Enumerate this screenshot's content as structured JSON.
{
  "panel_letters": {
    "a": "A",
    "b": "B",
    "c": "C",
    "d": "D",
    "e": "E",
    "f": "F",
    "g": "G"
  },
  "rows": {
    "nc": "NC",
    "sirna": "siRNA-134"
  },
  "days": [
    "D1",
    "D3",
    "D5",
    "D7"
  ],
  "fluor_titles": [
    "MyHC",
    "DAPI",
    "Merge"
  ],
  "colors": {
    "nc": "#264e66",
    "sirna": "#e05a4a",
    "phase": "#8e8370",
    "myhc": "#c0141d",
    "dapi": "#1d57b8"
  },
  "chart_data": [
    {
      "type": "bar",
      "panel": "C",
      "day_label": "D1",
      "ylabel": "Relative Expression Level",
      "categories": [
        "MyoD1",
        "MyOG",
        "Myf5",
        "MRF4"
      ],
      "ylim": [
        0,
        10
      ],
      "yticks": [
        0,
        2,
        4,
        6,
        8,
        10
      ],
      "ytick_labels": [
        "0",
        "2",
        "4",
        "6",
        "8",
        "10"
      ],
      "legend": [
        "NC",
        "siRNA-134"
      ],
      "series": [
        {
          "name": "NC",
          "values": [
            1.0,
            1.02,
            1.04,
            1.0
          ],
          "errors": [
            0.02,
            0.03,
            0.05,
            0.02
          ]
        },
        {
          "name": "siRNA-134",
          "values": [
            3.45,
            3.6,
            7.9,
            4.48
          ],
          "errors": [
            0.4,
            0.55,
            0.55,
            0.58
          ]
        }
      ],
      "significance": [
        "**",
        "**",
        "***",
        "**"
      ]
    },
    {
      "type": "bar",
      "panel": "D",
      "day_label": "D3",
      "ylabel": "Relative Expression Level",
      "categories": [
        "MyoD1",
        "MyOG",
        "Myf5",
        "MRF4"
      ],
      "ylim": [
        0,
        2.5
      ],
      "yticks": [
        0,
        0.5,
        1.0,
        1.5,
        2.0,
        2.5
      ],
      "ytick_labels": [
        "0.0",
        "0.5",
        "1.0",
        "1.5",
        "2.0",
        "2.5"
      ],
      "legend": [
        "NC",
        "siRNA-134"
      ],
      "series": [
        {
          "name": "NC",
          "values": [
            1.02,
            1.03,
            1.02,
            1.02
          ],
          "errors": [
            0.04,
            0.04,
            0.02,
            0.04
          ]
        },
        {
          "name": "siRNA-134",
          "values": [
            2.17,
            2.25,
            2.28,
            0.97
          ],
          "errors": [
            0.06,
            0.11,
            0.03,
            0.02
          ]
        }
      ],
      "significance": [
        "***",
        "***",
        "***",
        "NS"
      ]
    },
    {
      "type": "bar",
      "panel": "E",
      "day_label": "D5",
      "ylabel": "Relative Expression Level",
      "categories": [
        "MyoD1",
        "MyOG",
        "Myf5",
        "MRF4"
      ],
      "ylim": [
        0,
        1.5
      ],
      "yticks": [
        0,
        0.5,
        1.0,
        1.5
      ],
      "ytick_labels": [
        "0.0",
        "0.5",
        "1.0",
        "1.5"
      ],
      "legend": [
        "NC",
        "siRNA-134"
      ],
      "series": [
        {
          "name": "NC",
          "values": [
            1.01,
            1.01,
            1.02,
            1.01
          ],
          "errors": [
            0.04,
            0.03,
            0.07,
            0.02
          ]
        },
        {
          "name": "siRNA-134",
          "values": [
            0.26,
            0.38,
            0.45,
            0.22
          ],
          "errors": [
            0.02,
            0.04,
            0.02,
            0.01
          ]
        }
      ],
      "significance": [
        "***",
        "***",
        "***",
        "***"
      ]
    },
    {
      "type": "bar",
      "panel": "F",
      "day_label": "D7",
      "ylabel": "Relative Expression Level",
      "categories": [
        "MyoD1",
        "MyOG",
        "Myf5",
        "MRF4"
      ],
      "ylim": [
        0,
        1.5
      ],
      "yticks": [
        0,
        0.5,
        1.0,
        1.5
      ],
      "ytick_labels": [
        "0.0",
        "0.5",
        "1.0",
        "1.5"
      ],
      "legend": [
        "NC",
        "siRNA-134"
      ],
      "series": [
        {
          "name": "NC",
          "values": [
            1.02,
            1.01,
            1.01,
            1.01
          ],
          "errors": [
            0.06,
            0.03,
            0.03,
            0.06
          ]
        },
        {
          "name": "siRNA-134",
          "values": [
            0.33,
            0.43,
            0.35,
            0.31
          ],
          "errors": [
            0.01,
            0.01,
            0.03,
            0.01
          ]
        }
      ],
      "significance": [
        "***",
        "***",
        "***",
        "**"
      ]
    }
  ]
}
********************
### To do
Extract all the entries word for word.

### Final result
Enumerate this screenshot's content as structured JSON.
{
  "panel_letters": {
    "a": "A",
    "b": "B",
    "c": "C",
    "d": "D",
    "e": "E",
    "f": "F",
    "g": "G"
  },
  "rows": {
    "nc": "NC",
    "sirna": "siRNA-134"
  },
  "days": [
    "D1",
    "D3",
    "D5",
    "D7"
  ],
  "fluor_titles": [
    "MyHC",
    "DAPI",
    "Merge"
  ],
  "colors": {
    "nc": "#264e66",
    "sirna": "#e05a4a",
    "phase": "#8e8370",
    "myhc": "#c0141d",
    "dapi": "#1d57b8"
  },
  "chart_data": [
    {
      "type": "bar",
      "panel": "C",
      "day_label": "D1",
      "ylabel": "Relative Expression Level",
      "categories": [
        "MyoD1",
        "MyOG",
        "Myf5",
        "MRF4"
      ],
      "ylim": [
        0,
        10
      ],
      "yticks": [
        0,
        2,
        4,
        6,
        8,
        10
      ],
      "ytick_labels": [
        "0",
        "2",
        "4",
        "6",
        "8",
        "10"
      ],
      "legend": [
        "NC",
        "siRNA-134"
      ],
      "series": [
        {
          "name": "NC",
          "values": [
            1.0,
            1.02,
            1.04,
            1.0
          ],
          "errors": [
            0.02,
            0.03,
            0.05,
            0.02
          ]
        },
        {
          "name": "siRNA-134",
          "values": [
            3.45,
            3.6,
            7.9,
            4.48
          ],
          "errors": [
            0.4,
            0.55,
            0.55,
            0.58
          ]
        }
      ],
      "significance": [
        "**",
        "**",
        "***",
        "**"
      ]
    },
    {
      "type": "bar",
      "panel": "D",
      "day_label": "D3",
      "ylabel": "Relative Expression Level",
      "categories": [
        "MyoD1",
        "MyOG",
        "Myf5",
        "MRF4"
      ],
      "ylim": [
        0,
        2.5
      ],
      "yticks": [
        0,
        0.5,
        1.0,
        1.5,
        2.0,
        2.5
      ],
      "ytick_labels": [
        "0.0",
        "0.5",
        "1.0",
        "1.5",
        "2.0",
        "2.5"
      ],
      "legend": [
        "NC",
        "siRNA-134"
      ],
      "series": [
        {
          "name": "NC",
          "values": [
            1.02,
            1.03,
            1.02,
            1.02
          ],
          "errors": [
            0.04,
            0.04,
            0.02,
            0.04
          ]
        },
        {
          "name": "siRNA-134",
          "values": [
            2.17,
            2.25,
            2.28,
            0.97
          ],
          "errors": [
            0.06,
            0.11,
            0.03,
            0.02
          ]
        }
      ],
      "significance": [
        "***",
        "***",
        "***",
        "NS"
      ]
    },
    {
      "type": "bar",
      "panel": "E",
      "day_label": "D5",
      "ylabel": "Relative Expression Level",
      "categories": [
        "MyoD1",
        "MyOG",
        "Myf5",
        "MRF4"
      ],
      "ylim": [
        0,
        1.5
      ],
      "yticks": [
        0,
        0.5,
        1.0,
        1.5
      ],
      "ytick_labels": [
        "0.0",
        "0.5",
        "1.0",
        "1.5"
      ],
      "legend": [
        "NC",
        "siRNA-134"
      ],
      "series": [
        {
          "name": "NC",
          "values": [
            1.01,
            1.01,
            1.02,
            1.01
          ],
          "errors": [
            0.04,
            0.03,
            0.07,
            0.02
          ]
        },
        {
          "name": "siRNA-134",
          "values": [
            0.26,
            0.38,
            0.45,
            0.22
          ],
          "errors": [
            0.02,
            0.04,
            0.02,
            0.01
          ]
        }
      ],
      "significance": [
        "***",
        "***",
        "***",
        "***"
      ]
    },
    {
      "type": "bar",
      "panel": "F",
      "day_label": "D7",
      "ylabel": "Relative Expression Level",
      "categories": [
        "MyoD1",
        "MyOG",
        "Myf5",
        "MRF4"
      ],
      "ylim": [
        0,
        1.5
      ],
      "yticks": [
        0,
        0.5,
        1.0,
        1.5
      ],
      "ytick_labels": [
        "0.0",
        "0.5",
        "1.0",
        "1.5"
      ],
      "legend": [
        "NC",
        "siRNA-134"
      ],
      "series": [
        {
          "name": "NC",
          "values": [
            1.02,
            1.01,
            1.01,
            1.01
          ],
          "errors": [
            0.06,
            0.03,
            0.03,
            0.06
          ]
        },
        {
          "name": "siRNA-134",
          "values": [
            0.33,
            0.43,
            0.35,
            0.31
          ],
          "errors": [
            0.01,
            0.01,
            0.03,
            0.01
          ]
        }
      ],
      "significance": [
        "***",
        "***",
        "***",
        "**"
      ]
    }
  ]
}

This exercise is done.